In the material below, find all lines with the string "level" and copy them.
--- START OF INFORMATION PROVIDED ---
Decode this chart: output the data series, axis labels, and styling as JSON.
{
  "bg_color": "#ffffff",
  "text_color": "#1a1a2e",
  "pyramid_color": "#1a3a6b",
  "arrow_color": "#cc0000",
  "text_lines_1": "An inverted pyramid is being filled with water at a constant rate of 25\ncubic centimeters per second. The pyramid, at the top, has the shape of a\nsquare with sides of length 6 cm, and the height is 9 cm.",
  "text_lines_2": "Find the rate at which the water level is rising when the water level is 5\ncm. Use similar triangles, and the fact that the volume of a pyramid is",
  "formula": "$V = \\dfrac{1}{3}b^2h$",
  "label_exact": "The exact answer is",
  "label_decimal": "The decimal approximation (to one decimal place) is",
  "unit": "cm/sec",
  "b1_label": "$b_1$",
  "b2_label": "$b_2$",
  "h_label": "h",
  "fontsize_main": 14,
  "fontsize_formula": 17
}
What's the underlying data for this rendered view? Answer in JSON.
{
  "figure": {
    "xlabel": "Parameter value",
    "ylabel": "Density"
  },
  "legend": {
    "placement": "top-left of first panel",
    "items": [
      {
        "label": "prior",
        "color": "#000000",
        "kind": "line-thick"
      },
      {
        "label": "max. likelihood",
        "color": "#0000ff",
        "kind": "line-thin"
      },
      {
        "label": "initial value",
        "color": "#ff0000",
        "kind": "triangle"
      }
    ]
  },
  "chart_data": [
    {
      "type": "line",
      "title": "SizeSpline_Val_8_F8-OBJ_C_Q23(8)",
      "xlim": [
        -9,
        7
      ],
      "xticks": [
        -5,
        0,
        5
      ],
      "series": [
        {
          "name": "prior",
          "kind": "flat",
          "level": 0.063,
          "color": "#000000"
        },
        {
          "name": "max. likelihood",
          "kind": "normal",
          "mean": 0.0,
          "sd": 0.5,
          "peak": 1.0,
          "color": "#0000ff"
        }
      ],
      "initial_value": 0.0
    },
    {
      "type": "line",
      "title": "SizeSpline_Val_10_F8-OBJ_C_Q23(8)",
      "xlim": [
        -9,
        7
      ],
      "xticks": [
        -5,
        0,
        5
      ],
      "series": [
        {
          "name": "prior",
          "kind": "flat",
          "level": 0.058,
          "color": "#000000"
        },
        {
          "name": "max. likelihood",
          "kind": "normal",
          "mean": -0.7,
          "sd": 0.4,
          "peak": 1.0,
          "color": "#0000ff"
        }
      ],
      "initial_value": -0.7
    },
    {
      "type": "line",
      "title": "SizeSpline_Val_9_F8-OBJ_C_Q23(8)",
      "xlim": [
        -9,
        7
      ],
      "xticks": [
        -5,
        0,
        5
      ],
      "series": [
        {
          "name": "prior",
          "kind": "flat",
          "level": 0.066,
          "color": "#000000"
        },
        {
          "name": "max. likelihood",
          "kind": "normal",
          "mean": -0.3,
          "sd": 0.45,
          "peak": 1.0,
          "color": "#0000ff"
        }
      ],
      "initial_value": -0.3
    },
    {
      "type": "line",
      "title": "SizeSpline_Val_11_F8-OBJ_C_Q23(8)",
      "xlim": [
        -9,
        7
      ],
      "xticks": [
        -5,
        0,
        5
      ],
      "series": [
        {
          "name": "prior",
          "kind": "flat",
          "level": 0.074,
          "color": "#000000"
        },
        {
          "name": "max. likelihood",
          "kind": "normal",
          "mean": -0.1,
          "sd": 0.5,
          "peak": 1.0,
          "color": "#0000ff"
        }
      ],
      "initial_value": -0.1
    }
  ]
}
--- END OF INFORMATION PROVIDED ---
### EXERCISE RESULT
  "text_lines_2": "Find the rate at which the water level is rising when the water level is 5\ncm. Use similar triangles, and the fact that the volume of a pyramid is",
          "level": 0.063,
          "level": 0.058,
          "level": 0.066,
          "level": 0.074,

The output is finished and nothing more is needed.